%%
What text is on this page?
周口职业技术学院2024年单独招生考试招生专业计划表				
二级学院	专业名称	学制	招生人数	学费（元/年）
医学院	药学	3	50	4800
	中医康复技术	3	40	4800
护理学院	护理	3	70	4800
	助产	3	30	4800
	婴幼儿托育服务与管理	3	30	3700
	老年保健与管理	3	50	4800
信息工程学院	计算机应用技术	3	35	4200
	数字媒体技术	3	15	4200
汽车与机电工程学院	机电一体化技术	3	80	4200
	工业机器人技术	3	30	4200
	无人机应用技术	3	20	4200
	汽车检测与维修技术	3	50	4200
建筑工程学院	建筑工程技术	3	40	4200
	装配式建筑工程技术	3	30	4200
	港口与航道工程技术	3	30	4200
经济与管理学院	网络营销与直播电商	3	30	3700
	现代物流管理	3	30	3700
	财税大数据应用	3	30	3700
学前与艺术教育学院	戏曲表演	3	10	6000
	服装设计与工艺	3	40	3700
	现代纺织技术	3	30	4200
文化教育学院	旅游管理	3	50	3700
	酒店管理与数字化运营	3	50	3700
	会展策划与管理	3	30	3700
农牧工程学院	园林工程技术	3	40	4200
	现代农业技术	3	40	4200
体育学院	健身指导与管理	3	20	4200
%%
§ **Objective**
The entries above must be returned exactly.

§ **Result for this exercise**
What text is on this page?
周口职业技术学院2024年单独招生考试招生专业计划表				
二级学院	专业名称	学制	招生人数	学费（元/年）
医学院	药学	3	50	4800
	中医康复技术	3	40	4800
护理学院	护理	3	70	4800
	助产	3	30	4800
	婴幼儿托育服务与管理	3	30	3700
	老年保健与管理	3	50	4800
信息工程学院	计算机应用技术	3	35	4200
	数字媒体技术	3	15	4200
汽车与机电工程学院	机电一体化技术	3	80	4200
	工业机器人技术	3	30	4200
	无人机应用技术	3	20	4200
	汽车检测与维修技术	3	50	4200
建筑工程学院	建筑工程技术	3	40	4200
	装配式建筑工程技术	3	30	4200
	港口与航道工程技术	3	30	4200
经济与管理学院	网络营销与直播电商	3	30	3700
	现代物流管理	3	30	3700
	财税大数据应用	3	30	3700
学前与艺术教育学院	戏曲表演	3	10	6000
	服装设计与工艺	3	40	3700
	现代纺织技术	3	30	4200
文化教育学院	旅游管理	3	50	3700
	酒店管理与数字化运营	3	50	3700
	会展策划与管理	3	30	3700
农牧工程学院	园林工程技术	3	40	4200
	现代农业技术	3	40	4200
体育学院	健身指导与管理	3	20	4200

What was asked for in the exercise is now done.